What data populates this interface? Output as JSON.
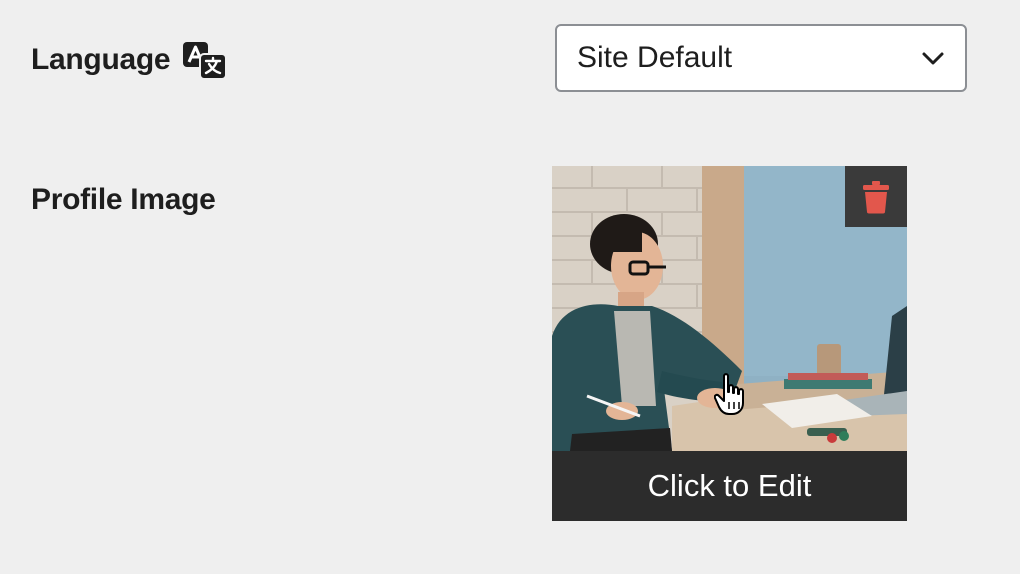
{
  "settings": {
    "language": {
      "label": "Language",
      "icon": "translate-icon",
      "selected": "Site Default"
    },
    "profile_image": {
      "label": "Profile Image",
      "edit_label": "Click to Edit",
      "delete_icon": "trash-icon"
    }
  },
  "colors": {
    "background": "#efefef",
    "select_border": "#8c8f94",
    "edit_bar": "#2c2c2c",
    "delete_button_bg": "#3a3a3a",
    "delete_icon": "#e2574c"
  }
}
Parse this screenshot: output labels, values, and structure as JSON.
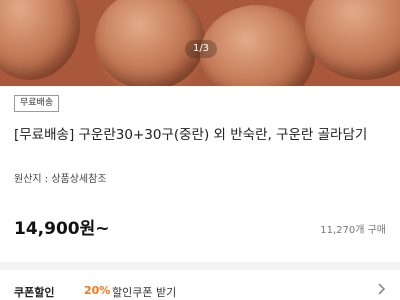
{
  "hero": {
    "pager": "1/3"
  },
  "product": {
    "badge": "무료배송",
    "title": "[무료배송] 구운란30+30구(중란) 외 반숙란, 구운란 골라담기",
    "origin": "원산지 : 상품상세참조",
    "price": "14,900원~",
    "sold": "11,270개 구매"
  },
  "coupon": {
    "label": "쿠폰할인",
    "rate": "20%",
    "text": "할인쿠폰 받기",
    "chevron_icon": "chevron-right-icon"
  },
  "colors": {
    "accent": "#f2761b",
    "divider": "#f4f4f4"
  }
}
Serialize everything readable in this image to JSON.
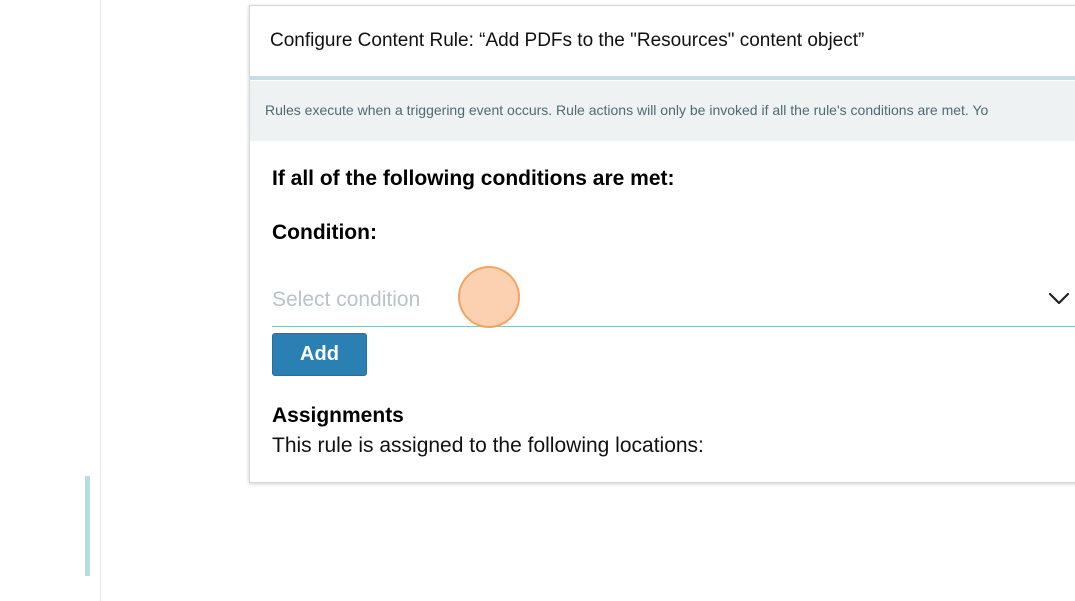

------------------------

→ **Stated problem**
Retype everything in the material word for word, minus pictures.

→ **Solution to this task**
What data populates this interface? Output as JSON.
{
  "settings": {
    "language": {
      "label": "Language",
      "icon": "translate-icon",
      "selected": "Site Default"
    },
    "profile_image": {
      "label": "Profile Image",
      "edit_label": "Click to Edit",
      "delete_icon": "trash-icon"
    }
  },
  "colors": {
    "background": "#efefef",
    "select_border": "#8c8f94",
    "edit_bar": "#2c2c2c",
    "delete_button_bg": "#3a3a3a",
    "delete_icon": "#e2574c"
  }
}
Parse this screenshot: output labels, values, and structure as JSON.
{
  "hero": {
    "pager": "1/3"
  },
  "product": {
    "badge": "무료배송",
    "title": "[무료배송] 구운란30+30구(중란) 외 반숙란, 구운란 골라담기",
    "origin": "원산지 : 상품상세참조",
    "price": "14,900원~",
    "sold": "11,270개 구매"
  },
  "coupon": {
    "label": "쿠폰할인",
    "rate": "20%",
    "text": "할인쿠폰 받기",
    "chevron_icon": "chevron-right-icon"
  },
  "colors": {
    "accent": "#f2761b",
    "divider": "#f4f4f4"
  }
}
Serialize everything readable in this image to JSON.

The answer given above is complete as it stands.